---------- EXCERPTED PASSAGE ----------
5. In order to become aware of the origins of this phenomenon, three things are required: a) an understanding of the nature of rights; b) an understanding of the nature of marriage; c) an awareness of international and domestic law, with regard to the rights applicable to a marriage.
6. a) Rights: the U.S. Declaration of Independence, the Universal Declaration of Human Rights (UDHR) and the European Convention on Human Rights (ECHR) were all written according to an understanding of rights usually known as Natural Law. This is the simple acceptance that, as humans, we have certain rights that reside at the level of our bodies. These rights are unalienable. The State can neither create them nor destroy them. Instead, the State can either protect them or deny them. Legal human rights are not active permissions granted by the State. Instead, they are passive protections guaranteed by the State. For instance, the right to own property does not translate as “we, the State, permit you to own property”. Instead, it translates as “we, the State, will ensure that nobody prevents you from owning property”.
7. b) Marriage: the definition of marriage represents three different things.
---------- RAW RECORDS ----------
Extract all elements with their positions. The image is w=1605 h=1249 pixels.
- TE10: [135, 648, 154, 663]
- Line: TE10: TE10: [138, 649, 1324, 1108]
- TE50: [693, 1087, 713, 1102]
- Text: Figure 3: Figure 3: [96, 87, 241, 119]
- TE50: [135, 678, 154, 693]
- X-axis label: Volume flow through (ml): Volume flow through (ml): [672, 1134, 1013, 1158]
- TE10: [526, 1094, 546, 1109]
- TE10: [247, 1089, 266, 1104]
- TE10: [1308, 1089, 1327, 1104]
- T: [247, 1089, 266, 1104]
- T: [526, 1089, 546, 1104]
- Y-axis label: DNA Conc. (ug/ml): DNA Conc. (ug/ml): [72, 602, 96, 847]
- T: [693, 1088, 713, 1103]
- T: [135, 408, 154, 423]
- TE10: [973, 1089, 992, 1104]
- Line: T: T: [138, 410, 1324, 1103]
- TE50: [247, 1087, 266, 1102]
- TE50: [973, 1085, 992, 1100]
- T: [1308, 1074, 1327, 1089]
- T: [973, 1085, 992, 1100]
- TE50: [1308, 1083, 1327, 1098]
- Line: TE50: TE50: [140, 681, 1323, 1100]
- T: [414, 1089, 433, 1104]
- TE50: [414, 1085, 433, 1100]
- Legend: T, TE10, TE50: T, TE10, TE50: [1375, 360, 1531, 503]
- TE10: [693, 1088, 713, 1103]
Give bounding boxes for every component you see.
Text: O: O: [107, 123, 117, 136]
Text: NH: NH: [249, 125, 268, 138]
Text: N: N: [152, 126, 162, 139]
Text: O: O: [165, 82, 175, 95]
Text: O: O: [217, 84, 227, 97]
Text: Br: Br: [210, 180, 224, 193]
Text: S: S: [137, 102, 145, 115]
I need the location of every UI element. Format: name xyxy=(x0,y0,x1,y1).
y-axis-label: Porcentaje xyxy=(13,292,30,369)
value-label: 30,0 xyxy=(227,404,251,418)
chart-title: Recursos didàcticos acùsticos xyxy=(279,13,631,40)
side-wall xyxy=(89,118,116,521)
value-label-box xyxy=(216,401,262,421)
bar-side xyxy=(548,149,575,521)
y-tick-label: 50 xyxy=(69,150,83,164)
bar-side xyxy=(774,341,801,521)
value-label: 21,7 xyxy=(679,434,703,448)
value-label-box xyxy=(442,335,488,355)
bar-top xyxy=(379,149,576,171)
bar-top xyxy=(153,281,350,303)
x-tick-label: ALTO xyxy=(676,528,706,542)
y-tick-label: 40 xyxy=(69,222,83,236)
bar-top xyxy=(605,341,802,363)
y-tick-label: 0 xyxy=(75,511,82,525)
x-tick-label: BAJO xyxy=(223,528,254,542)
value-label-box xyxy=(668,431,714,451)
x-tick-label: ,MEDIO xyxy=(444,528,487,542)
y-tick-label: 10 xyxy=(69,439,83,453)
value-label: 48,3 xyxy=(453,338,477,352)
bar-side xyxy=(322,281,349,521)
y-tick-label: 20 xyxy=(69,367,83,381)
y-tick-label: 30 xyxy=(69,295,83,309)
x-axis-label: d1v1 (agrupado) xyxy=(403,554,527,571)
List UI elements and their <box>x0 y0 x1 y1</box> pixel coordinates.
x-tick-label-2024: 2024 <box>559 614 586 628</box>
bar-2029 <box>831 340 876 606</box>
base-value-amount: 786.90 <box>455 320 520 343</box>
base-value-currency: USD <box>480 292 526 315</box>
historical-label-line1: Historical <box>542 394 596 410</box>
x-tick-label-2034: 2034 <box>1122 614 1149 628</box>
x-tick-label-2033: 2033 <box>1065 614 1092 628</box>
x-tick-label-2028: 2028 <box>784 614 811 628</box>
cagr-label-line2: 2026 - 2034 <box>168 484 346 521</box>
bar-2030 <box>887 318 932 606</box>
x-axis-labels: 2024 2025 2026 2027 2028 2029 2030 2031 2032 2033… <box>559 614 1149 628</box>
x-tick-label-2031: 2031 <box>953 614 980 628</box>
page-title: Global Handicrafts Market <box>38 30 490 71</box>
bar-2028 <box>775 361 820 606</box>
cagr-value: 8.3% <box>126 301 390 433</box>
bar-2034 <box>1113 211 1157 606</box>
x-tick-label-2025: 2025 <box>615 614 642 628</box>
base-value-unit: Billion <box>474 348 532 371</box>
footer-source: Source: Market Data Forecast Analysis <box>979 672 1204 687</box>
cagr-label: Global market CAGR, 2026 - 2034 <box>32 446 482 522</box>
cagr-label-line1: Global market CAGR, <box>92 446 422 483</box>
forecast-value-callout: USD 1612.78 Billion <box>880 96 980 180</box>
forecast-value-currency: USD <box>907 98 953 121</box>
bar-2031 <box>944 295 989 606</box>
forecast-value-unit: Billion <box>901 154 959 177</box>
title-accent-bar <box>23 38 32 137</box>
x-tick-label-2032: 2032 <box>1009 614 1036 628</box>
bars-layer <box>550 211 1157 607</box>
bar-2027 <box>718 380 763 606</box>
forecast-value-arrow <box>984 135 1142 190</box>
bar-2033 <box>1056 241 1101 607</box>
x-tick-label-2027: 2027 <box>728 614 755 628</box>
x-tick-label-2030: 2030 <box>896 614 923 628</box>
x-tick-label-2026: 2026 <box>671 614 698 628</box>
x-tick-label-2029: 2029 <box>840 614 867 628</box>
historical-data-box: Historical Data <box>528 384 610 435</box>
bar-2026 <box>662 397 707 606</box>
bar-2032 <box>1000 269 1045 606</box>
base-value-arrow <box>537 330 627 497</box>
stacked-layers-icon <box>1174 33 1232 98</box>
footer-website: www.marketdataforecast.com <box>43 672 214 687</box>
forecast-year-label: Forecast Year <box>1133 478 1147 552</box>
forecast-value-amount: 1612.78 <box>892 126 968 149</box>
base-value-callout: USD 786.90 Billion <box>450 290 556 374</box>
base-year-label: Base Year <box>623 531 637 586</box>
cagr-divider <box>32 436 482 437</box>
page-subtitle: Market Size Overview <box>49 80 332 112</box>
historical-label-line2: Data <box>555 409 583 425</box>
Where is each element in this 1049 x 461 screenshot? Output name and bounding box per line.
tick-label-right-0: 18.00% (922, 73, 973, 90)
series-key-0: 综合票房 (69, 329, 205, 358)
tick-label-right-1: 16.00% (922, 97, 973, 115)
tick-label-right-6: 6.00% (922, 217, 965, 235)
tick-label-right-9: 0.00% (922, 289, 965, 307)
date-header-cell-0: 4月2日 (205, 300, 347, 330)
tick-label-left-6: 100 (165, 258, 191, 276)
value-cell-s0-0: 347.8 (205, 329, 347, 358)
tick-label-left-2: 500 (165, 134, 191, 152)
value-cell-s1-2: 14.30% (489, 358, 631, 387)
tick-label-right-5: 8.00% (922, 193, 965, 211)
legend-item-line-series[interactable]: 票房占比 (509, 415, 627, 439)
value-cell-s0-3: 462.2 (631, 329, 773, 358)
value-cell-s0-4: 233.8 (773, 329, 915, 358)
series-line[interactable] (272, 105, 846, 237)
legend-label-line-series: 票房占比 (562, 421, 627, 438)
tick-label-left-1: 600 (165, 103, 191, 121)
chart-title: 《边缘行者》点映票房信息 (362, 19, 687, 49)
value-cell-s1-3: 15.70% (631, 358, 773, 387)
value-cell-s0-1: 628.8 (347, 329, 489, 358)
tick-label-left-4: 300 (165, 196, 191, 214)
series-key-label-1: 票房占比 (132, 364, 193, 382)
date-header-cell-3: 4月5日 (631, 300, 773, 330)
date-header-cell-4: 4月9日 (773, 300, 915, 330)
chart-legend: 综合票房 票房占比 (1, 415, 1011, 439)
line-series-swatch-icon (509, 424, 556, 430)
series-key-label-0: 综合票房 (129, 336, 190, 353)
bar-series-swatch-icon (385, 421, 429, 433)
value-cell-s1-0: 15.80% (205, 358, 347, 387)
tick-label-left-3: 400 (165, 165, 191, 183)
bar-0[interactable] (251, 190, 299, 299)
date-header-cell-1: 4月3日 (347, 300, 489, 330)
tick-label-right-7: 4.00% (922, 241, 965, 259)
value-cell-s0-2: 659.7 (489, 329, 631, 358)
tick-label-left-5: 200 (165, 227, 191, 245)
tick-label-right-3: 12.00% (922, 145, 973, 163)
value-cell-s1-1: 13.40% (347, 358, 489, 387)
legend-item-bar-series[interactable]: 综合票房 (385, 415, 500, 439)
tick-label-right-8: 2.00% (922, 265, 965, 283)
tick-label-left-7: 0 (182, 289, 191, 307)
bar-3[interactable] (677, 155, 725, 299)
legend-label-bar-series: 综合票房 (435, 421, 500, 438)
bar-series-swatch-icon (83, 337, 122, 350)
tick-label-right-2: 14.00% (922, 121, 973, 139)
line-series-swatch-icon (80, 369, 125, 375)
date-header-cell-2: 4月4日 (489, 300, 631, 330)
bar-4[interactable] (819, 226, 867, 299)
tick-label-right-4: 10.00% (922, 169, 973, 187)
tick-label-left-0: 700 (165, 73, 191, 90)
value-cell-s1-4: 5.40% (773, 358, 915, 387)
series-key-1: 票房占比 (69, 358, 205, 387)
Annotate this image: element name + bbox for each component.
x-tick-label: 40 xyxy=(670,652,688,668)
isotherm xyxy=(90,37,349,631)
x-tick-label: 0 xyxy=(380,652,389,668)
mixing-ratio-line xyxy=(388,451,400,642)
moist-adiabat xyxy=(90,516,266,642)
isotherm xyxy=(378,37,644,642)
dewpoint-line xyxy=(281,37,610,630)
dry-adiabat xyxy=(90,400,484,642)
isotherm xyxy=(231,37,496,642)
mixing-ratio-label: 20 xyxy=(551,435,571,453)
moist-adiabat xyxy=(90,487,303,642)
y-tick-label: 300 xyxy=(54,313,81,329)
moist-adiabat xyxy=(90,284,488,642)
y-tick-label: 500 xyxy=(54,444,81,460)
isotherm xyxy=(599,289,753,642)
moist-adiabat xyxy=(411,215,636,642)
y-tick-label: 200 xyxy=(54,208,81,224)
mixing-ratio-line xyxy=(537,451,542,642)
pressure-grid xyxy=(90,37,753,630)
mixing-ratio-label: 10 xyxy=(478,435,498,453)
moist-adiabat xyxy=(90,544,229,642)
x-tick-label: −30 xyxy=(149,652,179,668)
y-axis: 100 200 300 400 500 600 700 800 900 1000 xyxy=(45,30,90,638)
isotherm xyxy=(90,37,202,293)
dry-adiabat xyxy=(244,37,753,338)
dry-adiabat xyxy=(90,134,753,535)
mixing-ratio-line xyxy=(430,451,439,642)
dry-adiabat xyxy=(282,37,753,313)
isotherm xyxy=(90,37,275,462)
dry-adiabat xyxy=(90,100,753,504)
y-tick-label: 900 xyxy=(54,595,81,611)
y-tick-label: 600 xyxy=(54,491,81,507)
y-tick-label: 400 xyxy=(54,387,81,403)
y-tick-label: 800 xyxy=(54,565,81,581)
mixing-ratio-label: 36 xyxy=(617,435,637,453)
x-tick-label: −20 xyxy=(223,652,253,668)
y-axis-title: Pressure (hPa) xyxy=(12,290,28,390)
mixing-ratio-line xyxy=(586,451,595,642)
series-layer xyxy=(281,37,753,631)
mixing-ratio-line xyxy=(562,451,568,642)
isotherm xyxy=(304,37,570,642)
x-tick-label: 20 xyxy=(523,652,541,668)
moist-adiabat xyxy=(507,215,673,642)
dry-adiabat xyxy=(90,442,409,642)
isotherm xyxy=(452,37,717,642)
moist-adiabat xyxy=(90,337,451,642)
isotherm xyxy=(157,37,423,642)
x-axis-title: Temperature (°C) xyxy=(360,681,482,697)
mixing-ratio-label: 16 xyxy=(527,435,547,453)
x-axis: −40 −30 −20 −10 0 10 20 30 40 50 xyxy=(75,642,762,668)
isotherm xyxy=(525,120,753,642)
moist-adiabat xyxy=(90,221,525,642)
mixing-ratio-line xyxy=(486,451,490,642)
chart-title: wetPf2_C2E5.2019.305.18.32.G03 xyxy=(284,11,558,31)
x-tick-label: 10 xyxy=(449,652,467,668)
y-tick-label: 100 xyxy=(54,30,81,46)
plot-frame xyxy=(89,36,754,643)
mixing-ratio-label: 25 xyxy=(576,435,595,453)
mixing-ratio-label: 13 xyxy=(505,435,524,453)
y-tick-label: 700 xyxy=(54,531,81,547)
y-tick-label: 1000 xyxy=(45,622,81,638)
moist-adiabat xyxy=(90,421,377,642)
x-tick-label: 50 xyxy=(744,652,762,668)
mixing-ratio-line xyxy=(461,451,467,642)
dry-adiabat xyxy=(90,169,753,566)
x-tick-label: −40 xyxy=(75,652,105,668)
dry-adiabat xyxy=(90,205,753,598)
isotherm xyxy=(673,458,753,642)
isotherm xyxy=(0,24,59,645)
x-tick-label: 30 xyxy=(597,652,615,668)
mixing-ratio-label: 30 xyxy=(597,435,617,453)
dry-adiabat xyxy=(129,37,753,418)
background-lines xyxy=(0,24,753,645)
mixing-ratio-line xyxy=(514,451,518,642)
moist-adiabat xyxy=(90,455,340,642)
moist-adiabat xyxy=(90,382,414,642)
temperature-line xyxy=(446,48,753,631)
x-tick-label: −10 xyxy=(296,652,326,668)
----------
EXERCISE DESCRIPTION
Reproduce the passage on rights and marriage between "5. In order" and "to a marriage.", inclusive. The listing has no connection to the passage on rights and marriage.

EXPECTED OUTPUT
5. In order to become aware of the origins of this phenomenon, three things are required: a) an understanding of the nature of rights; b) an understanding of the nature of marriage; c) an awareness of international and domestic law, with regard to the rights applicable to a marriage.